• [FRAGMENTO PROPORCIONADO]:
——

Inventaron el lenguaje para comunicarse unos con otros. Para transmitirse su interior, para decirse la infinidad de cosas que no estaban delante, para contarse lo que vivían. Y ahora solo sirve para ocultar las cosas. Para recubrirlas y ver solo lo que se puede ver. La ideología dominante y el lenguaje dominante escamotean la naturaleza, ocultan la vida, tapan montones de aspectos de la vida que no están bien vistos ahora. Incluso la realidad tiene que ser políticamente correcta, incluso los hechos hay que meterlos en vereda.
Y hay que clasificar las cosas de tal modo que solo se vea lo permitido. Y lo que no tiene nombre no existe. Así hace también la ciencia moderna, clasifica las cosas, y si no tiene nombre para una cosa no existe. Durante mucho tiempo muchas enfermedades no existían porque la ciencia no tenía nombre para ellas. Y los que las padecieran tampoco existían, o tenían que joderse. Así pasa incluso en algunos países, en algunas culturas, ciertas realidades no existen oficialmente porque no pueden existir.

——

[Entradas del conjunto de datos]

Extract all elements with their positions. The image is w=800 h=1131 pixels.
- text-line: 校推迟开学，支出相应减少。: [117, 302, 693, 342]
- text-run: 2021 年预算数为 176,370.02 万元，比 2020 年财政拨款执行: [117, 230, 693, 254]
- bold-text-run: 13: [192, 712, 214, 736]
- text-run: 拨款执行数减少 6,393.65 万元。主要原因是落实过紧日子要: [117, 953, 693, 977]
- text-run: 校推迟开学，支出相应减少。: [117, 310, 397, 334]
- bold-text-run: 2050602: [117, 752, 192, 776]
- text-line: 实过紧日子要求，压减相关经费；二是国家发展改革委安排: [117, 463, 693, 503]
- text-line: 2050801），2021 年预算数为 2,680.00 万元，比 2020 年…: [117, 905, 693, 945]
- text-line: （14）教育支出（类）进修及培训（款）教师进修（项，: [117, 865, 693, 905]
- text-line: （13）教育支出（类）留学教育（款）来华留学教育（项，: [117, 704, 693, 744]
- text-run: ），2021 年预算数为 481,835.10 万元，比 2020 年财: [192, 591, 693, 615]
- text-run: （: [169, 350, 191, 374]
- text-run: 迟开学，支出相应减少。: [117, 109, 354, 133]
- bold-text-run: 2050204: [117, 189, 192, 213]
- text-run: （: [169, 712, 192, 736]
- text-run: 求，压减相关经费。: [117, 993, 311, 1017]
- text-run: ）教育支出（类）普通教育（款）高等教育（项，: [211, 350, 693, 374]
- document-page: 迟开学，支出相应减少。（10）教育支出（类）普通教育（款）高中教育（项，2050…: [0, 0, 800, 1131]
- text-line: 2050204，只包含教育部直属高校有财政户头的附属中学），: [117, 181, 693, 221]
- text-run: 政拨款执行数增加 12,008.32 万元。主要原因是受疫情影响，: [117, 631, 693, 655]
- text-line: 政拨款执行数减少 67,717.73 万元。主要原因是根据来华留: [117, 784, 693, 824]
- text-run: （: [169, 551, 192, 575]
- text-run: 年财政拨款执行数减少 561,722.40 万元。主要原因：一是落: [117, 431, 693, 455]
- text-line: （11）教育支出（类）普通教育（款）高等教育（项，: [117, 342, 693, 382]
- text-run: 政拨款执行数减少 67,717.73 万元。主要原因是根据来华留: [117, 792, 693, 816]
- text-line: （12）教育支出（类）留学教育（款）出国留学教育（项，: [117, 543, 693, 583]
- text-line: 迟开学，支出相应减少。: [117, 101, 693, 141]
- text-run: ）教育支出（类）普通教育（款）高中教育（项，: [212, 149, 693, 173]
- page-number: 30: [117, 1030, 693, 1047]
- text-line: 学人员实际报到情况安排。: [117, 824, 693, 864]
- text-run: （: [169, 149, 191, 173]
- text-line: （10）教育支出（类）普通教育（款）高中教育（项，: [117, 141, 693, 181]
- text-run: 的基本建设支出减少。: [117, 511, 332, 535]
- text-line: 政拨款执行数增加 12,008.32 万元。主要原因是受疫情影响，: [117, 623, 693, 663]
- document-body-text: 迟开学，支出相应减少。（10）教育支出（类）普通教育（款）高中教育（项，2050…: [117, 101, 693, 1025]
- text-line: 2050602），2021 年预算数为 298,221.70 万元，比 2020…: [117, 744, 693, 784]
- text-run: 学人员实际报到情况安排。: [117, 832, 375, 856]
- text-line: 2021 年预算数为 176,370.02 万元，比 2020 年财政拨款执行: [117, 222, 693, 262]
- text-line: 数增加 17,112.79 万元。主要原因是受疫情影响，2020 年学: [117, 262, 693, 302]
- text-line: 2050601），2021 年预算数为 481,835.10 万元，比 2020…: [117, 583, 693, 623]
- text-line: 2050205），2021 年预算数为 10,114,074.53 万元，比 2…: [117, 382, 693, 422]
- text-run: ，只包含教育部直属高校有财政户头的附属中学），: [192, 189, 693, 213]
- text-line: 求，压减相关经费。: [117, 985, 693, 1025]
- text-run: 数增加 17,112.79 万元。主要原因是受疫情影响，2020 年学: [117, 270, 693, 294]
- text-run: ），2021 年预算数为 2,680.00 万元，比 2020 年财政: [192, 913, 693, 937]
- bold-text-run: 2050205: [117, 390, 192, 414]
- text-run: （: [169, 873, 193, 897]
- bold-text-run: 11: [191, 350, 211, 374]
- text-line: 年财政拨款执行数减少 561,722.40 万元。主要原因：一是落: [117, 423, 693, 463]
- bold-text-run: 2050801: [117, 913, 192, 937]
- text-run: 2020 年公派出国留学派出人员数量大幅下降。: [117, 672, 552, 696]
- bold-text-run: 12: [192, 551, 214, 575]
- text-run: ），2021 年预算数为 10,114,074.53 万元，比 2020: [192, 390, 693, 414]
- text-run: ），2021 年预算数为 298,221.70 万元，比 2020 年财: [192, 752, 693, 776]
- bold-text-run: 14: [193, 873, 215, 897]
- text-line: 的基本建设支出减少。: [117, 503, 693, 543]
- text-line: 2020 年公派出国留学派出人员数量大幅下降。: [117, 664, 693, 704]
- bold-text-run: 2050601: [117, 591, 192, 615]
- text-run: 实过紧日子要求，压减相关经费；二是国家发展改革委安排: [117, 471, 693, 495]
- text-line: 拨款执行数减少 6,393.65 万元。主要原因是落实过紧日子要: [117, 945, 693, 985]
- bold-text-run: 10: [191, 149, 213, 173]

——

• [LISTA DE TAREAS]:
[1] Responde con base en el fragmento sobre el lenguaje:
(a) ¿Para qué sirve ahora el lenguaje?
(b) ¿Qué sucede con lo que no tiene nombre?
(c) ¿Por qué muchas enfermedades no existieron durante mucho tiempo?
[2] Prolonga el fragmento sobre el lenguaje a partir de su última oración.
Los datos constituyen un material independiente del fragmento sobre el lenguaje.

• [RESPUESTAS DEL EJERCICIO]:
[1]
(a) Para ocultar las cosas.
(b) No existe.
(c) Porque la ciencia no tenía nombre para ellas.

[2]
El ser humano se ciega a sí mismo continuamente, se pone una malla delante, decide lo que puede ver y lo que no. Las doctrinas lo han hecho continuamente, las religiones, lo políticamente correcto en cada época. Hay cosas que no se pueden decir porque no está bien visto, hay otras que no se podían decir en otra época. Y sin embargo en el fondo todos sabemos que existen. No importa la gilipollez del lenguaje que impongamos. No importa la oficialidad que se imponga. Puede no existir un nombre para cagar, pero la gente siempre necesitará cagar. Y el que tenga oídos que oiga, como decía la Biblia, y también decía Nietzsche. Y aún no he pronunciado nada prohibido, así que la Inquisición de esta época no puede condenarme. Pero nuestro lenguaje es una miseria, a menos que lo liberemos (en la literatura, o en los sueños).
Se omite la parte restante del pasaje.